» INSTRUCTIONS FOR THE TASK: Which lines in the records below contain the word "Development"? Copy each one out.

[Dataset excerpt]
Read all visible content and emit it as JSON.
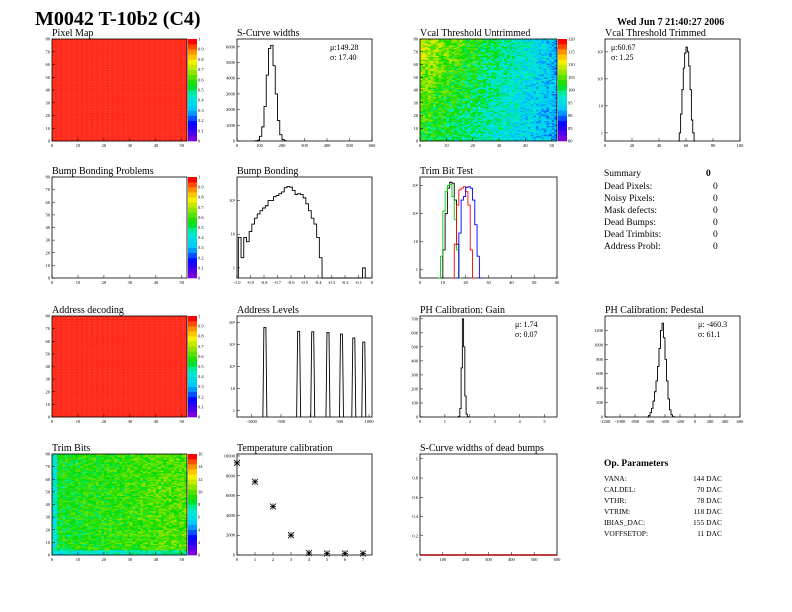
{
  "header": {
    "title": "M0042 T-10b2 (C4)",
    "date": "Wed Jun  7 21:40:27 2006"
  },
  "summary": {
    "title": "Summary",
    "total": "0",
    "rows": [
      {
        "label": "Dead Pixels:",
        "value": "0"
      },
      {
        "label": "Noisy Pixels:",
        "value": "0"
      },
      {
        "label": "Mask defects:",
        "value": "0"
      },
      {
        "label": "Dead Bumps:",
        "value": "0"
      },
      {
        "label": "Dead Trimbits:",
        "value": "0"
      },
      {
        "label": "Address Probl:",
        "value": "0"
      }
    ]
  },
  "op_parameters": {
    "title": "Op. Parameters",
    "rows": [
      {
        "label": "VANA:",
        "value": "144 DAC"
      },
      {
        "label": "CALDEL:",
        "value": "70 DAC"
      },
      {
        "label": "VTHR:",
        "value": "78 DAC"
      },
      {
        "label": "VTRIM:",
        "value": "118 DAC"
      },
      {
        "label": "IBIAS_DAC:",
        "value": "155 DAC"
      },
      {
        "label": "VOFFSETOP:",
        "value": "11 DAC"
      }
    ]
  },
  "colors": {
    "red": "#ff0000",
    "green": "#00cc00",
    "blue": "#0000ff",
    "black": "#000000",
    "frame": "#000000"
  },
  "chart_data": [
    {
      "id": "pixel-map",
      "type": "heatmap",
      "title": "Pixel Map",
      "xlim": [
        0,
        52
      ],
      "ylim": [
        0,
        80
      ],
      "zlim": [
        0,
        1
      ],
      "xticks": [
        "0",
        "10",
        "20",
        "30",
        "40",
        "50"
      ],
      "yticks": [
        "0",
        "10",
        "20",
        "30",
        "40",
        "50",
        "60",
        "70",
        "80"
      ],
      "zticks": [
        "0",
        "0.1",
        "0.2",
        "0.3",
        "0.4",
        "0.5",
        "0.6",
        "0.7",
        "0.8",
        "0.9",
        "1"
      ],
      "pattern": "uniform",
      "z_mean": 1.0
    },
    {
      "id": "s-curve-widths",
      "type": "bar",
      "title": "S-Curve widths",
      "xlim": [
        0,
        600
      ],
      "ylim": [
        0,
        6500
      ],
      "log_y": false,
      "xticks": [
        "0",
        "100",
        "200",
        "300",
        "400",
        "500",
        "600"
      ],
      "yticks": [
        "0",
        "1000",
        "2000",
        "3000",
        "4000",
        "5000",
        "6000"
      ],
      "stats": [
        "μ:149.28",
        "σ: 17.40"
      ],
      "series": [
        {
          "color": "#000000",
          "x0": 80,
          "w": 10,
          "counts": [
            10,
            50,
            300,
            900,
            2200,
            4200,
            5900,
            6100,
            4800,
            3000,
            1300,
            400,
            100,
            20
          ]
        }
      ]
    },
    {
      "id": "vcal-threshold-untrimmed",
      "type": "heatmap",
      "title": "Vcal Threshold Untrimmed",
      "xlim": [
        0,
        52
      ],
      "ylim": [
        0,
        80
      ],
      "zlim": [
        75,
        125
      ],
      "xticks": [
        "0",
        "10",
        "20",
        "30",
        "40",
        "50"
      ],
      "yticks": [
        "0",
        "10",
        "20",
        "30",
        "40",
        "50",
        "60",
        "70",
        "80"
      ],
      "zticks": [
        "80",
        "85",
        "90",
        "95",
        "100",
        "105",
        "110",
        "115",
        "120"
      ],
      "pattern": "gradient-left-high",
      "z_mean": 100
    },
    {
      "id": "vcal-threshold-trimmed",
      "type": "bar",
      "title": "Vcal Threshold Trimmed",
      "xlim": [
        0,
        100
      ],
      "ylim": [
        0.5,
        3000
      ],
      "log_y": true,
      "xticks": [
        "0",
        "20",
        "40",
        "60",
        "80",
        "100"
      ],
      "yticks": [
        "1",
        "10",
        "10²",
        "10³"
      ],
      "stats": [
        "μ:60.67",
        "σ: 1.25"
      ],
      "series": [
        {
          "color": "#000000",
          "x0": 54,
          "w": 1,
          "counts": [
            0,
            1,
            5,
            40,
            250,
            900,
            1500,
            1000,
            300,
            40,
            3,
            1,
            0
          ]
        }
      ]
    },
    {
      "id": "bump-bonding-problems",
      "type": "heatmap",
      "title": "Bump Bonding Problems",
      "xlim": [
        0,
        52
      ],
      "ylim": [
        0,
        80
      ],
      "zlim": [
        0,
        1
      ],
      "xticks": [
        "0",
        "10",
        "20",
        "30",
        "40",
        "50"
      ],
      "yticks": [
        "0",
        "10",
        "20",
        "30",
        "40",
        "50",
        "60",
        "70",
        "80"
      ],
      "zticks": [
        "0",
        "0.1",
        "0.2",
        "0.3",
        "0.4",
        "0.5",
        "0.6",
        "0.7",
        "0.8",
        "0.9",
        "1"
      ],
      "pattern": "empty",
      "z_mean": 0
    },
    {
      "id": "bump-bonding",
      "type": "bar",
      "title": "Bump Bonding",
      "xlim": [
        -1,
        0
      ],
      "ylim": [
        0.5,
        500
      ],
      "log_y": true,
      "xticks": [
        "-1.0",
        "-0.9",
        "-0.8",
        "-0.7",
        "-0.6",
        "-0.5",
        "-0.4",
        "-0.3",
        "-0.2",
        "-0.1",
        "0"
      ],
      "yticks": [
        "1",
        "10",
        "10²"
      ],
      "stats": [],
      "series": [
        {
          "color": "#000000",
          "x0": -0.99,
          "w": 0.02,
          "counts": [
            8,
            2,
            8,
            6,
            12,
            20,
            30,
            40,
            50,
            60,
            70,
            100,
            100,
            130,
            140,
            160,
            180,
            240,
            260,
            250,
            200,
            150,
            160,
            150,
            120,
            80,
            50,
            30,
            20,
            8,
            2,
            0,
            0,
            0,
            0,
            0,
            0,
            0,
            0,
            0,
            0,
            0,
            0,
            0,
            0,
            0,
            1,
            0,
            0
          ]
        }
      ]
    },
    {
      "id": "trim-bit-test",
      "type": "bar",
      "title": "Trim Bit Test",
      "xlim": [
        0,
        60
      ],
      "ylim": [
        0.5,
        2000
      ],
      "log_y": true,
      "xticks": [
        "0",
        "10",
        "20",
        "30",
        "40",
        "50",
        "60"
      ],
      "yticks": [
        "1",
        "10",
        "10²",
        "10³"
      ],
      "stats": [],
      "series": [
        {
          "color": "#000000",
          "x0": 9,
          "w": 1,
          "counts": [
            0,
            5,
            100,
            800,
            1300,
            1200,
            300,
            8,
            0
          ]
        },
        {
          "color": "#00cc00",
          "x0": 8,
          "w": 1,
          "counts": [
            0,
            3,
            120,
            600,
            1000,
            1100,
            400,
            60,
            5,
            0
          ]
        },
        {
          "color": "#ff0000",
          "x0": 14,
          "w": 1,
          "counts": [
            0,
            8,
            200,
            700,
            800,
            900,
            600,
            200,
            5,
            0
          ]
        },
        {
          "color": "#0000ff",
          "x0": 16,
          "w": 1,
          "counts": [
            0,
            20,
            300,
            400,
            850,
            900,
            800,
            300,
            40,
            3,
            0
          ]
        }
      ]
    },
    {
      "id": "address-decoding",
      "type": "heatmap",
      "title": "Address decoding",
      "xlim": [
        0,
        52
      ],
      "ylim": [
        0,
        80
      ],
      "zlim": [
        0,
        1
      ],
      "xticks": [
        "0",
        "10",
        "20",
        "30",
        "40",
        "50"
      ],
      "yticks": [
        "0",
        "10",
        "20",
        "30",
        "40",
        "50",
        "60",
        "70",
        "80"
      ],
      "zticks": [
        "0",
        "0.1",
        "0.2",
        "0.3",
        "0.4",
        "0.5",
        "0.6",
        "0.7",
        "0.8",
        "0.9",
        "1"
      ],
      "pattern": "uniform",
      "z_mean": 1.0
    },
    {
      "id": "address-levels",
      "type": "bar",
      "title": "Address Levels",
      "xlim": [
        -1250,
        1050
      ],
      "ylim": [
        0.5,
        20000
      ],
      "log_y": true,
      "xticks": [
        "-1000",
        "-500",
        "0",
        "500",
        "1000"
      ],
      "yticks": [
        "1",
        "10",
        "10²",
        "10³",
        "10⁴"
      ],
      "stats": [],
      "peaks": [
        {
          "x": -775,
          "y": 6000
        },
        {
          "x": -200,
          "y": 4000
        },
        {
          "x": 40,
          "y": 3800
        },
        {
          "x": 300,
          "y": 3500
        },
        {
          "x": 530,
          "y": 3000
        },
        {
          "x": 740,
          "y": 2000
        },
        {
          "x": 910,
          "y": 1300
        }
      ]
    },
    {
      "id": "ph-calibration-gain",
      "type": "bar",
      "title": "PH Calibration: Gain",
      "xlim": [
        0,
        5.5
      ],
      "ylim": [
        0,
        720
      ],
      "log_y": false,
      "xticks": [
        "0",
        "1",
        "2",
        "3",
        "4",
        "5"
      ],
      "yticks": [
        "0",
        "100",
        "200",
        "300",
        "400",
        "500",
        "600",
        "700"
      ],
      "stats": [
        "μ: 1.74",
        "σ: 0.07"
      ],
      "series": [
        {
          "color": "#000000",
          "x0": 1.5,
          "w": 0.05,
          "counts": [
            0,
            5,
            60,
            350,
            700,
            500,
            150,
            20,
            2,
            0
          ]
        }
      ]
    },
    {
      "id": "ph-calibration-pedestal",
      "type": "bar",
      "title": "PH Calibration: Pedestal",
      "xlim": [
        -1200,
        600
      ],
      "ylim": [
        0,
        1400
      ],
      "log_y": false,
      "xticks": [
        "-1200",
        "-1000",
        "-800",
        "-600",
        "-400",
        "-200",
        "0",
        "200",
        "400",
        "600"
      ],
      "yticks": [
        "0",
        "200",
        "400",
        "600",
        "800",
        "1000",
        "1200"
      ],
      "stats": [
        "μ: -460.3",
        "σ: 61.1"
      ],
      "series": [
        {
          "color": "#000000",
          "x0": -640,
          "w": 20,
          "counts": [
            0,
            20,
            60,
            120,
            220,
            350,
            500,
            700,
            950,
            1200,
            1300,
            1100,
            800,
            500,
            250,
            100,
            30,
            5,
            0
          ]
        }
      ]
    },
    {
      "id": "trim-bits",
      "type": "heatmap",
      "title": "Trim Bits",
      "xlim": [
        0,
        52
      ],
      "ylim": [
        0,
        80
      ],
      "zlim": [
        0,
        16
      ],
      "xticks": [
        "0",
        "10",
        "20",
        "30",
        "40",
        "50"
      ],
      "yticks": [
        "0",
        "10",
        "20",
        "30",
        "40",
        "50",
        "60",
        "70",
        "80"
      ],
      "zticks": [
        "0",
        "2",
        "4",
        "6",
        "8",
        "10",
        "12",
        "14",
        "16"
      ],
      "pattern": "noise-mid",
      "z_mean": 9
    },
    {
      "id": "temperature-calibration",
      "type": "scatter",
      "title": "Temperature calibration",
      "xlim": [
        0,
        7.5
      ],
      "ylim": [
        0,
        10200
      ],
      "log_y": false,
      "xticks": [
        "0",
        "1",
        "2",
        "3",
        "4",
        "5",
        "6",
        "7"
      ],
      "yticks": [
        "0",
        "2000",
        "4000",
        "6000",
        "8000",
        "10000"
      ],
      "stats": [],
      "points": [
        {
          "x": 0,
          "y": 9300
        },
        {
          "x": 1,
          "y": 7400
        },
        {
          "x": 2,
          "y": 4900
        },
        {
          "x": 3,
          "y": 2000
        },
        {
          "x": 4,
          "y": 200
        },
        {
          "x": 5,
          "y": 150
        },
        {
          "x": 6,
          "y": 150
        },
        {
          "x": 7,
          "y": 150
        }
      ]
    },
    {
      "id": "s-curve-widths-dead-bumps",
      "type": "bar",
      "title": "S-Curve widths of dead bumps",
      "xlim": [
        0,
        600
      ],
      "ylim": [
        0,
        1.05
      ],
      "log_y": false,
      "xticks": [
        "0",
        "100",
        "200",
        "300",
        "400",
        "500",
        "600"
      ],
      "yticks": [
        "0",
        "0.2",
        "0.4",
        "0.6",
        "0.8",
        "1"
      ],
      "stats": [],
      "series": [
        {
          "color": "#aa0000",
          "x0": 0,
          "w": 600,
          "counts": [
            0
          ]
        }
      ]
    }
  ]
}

---

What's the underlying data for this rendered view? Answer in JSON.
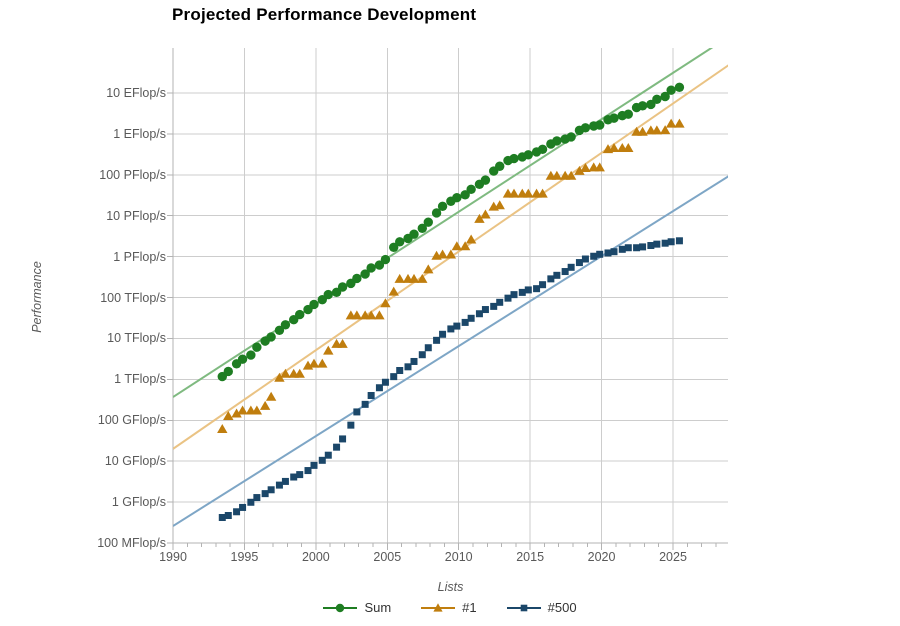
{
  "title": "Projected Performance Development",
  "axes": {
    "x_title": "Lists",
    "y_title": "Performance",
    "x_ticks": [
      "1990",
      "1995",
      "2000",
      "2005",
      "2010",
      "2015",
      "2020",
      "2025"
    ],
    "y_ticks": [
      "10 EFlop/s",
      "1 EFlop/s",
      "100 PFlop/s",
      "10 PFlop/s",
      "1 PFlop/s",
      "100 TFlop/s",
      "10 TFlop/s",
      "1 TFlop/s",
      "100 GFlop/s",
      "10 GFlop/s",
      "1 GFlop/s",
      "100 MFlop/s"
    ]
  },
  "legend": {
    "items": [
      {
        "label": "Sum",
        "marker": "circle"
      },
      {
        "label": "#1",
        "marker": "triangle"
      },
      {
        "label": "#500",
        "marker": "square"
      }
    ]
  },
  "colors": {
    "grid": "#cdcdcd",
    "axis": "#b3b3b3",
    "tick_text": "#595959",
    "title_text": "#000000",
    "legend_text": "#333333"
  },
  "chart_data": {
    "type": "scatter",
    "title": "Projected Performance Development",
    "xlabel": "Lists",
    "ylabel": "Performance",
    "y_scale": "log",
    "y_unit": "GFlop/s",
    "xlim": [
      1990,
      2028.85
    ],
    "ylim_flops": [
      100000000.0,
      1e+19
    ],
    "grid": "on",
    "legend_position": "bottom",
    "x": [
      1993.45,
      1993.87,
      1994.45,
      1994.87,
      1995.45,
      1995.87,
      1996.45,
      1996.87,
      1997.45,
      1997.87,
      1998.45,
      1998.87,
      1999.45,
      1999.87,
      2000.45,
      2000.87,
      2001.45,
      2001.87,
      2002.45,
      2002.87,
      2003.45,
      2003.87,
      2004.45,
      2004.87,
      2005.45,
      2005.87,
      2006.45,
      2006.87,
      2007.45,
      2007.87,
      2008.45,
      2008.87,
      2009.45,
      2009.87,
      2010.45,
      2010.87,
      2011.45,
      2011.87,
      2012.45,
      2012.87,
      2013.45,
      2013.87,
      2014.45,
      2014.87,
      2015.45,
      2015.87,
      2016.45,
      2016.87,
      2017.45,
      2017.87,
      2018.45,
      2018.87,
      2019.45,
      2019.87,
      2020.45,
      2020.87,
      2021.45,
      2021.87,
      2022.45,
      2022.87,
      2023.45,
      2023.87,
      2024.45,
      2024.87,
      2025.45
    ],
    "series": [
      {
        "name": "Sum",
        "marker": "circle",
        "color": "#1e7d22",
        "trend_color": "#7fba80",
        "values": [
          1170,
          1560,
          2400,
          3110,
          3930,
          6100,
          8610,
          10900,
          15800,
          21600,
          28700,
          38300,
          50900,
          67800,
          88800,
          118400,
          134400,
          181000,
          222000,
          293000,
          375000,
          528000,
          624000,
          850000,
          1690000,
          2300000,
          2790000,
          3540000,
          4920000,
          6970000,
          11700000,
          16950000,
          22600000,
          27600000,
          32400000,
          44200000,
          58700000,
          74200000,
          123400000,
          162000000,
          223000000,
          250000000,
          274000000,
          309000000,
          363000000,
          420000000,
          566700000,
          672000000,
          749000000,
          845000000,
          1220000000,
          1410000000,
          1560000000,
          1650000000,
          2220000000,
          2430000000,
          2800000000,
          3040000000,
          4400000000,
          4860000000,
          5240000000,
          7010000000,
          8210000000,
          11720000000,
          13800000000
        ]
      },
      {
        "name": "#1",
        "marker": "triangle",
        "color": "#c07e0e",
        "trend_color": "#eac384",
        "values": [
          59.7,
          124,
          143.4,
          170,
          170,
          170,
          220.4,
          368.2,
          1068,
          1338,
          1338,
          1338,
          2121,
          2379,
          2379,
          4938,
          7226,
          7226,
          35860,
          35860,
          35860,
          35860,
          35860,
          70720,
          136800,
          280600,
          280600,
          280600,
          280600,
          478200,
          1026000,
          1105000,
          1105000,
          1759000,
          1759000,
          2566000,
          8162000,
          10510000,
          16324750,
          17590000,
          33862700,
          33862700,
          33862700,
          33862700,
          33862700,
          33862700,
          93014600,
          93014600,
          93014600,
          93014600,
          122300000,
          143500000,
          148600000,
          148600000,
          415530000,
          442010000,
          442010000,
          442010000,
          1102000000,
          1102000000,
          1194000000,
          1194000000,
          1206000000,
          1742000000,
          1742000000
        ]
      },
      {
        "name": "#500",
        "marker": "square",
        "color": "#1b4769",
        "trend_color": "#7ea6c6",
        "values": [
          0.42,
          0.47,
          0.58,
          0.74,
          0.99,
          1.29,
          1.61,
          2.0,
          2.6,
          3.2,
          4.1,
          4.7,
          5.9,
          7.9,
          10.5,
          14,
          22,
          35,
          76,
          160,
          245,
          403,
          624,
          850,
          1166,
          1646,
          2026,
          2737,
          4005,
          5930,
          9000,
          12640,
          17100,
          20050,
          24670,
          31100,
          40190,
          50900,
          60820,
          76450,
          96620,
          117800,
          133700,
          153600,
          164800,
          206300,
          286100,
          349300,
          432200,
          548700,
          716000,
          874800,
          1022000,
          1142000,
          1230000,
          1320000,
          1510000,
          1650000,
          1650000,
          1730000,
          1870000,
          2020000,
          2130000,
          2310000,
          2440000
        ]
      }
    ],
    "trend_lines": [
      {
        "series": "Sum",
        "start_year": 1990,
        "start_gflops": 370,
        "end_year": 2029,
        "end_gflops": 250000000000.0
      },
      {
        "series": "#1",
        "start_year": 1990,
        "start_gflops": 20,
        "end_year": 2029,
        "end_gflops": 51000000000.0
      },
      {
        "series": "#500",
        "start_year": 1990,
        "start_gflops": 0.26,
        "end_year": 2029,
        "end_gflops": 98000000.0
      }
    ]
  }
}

---

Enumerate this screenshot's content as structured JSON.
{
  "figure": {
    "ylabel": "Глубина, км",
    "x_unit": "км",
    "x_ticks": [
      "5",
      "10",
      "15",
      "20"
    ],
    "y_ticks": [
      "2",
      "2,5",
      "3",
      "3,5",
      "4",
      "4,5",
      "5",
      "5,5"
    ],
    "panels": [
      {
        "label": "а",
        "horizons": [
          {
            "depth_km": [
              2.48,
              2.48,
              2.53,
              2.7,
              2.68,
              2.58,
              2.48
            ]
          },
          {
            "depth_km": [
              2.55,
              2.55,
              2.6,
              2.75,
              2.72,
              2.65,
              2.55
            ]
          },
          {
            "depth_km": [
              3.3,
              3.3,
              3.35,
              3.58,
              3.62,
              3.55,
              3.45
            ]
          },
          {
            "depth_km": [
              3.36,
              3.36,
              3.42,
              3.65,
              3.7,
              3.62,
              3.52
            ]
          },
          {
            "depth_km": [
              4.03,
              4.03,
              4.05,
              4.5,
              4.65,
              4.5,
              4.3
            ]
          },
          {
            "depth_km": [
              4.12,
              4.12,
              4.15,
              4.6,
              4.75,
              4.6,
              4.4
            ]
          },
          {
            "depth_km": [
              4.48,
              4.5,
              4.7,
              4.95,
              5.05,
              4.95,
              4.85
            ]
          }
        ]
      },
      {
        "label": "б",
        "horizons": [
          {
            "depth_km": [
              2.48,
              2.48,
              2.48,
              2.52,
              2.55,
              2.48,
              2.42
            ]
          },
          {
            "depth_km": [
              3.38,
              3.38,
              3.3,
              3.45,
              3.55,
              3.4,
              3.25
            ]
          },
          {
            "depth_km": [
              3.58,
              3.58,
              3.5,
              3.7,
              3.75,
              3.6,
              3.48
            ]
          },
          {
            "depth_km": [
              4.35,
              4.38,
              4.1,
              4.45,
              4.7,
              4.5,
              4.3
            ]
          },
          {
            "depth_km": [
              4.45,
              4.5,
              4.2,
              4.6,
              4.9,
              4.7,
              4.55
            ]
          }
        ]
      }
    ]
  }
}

» FINAL ANSWER:
  "title": "Projected Performance Development",
    "title": "Projected Performance Development",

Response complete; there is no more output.